(Aim of the task): Restate the listing that follows word for word, without its pictures.

(Provided material):
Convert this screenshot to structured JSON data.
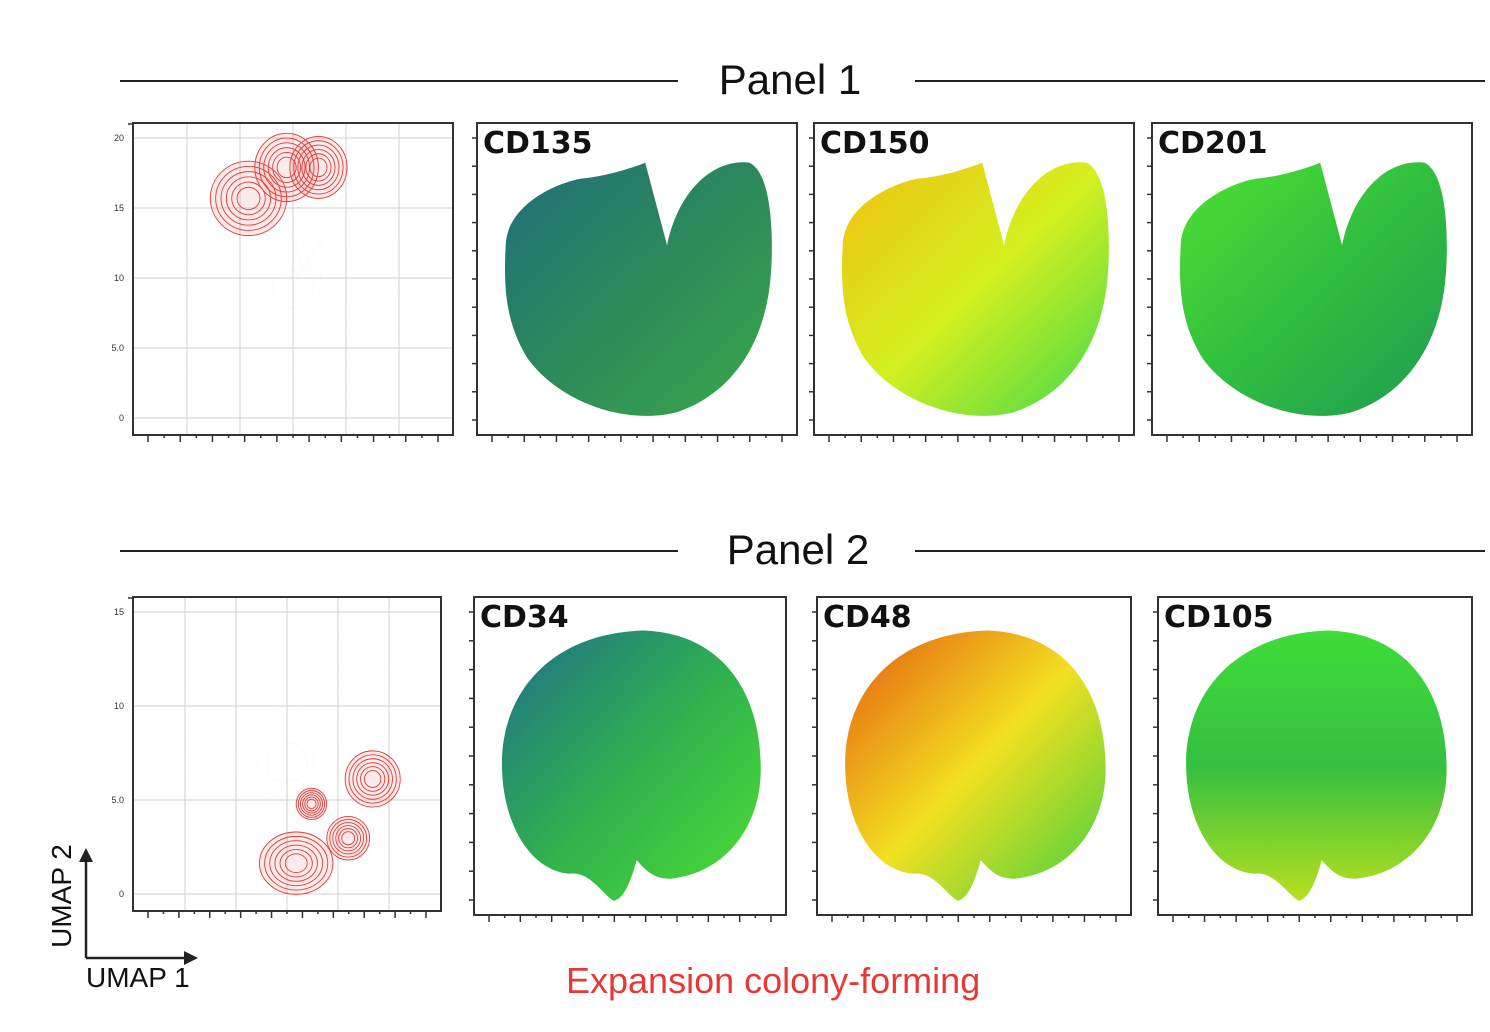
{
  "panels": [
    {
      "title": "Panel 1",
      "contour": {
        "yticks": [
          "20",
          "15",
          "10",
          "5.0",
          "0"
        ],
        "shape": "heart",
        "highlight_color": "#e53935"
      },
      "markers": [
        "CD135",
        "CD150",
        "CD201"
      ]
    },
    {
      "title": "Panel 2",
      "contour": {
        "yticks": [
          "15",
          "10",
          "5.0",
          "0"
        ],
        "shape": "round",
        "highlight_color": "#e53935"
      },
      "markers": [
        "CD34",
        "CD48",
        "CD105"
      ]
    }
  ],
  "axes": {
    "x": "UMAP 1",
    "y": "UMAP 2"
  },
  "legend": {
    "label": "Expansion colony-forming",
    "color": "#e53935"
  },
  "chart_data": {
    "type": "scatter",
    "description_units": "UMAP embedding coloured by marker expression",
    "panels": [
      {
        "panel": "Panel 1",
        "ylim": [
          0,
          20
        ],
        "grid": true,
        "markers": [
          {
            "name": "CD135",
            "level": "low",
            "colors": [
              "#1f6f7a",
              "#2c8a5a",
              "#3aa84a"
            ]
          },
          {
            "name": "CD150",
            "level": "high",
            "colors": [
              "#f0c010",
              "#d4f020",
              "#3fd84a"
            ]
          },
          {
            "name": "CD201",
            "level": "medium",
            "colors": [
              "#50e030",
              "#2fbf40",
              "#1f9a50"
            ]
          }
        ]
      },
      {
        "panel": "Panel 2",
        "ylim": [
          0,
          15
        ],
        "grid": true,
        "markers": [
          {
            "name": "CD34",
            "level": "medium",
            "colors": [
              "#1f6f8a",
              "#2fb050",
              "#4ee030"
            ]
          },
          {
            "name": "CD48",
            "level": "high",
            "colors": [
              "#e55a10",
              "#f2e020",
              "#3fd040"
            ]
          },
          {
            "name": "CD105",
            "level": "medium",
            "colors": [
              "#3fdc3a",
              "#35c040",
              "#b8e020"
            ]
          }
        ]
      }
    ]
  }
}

(Result of this task):
Convert this screenshot to structured JSON data.
{
  "panels": [
    {
      "title": "Panel 1",
      "contour": {
        "yticks": [
          "20",
          "15",
          "10",
          "5.0",
          "0"
        ],
        "shape": "heart",
        "highlight_color": "#e53935"
      },
      "markers": [
        "CD135",
        "CD150",
        "CD201"
      ]
    },
    {
      "title": "Panel 2",
      "contour": {
        "yticks": [
          "15",
          "10",
          "5.0",
          "0"
        ],
        "shape": "round",
        "highlight_color": "#e53935"
      },
      "markers": [
        "CD34",
        "CD48",
        "CD105"
      ]
    }
  ],
  "axes": {
    "x": "UMAP 1",
    "y": "UMAP 2"
  },
  "legend": {
    "label": "Expansion colony-forming",
    "color": "#e53935"
  },
  "chart_data": {
    "type": "scatter",
    "description_units": "UMAP embedding coloured by marker expression",
    "panels": [
      {
        "panel": "Panel 1",
        "ylim": [
          0,
          20
        ],
        "grid": true,
        "markers": [
          {
            "name": "CD135",
            "level": "low",
            "colors": [
              "#1f6f7a",
              "#2c8a5a",
              "#3aa84a"
            ]
          },
          {
            "name": "CD150",
            "level": "high",
            "colors": [
              "#f0c010",
              "#d4f020",
              "#3fd84a"
            ]
          },
          {
            "name": "CD201",
            "level": "medium",
            "colors": [
              "#50e030",
              "#2fbf40",
              "#1f9a50"
            ]
          }
        ]
      },
      {
        "panel": "Panel 2",
        "ylim": [
          0,
          15
        ],
        "grid": true,
        "markers": [
          {
            "name": "CD34",
            "level": "medium",
            "colors": [
              "#1f6f8a",
              "#2fb050",
              "#4ee030"
            ]
          },
          {
            "name": "CD48",
            "level": "high",
            "colors": [
              "#e55a10",
              "#f2e020",
              "#3fd040"
            ]
          },
          {
            "name": "CD105",
            "level": "medium",
            "colors": [
              "#3fdc3a",
              "#35c040",
              "#b8e020"
            ]
          }
        ]
      }
    ]
  }
}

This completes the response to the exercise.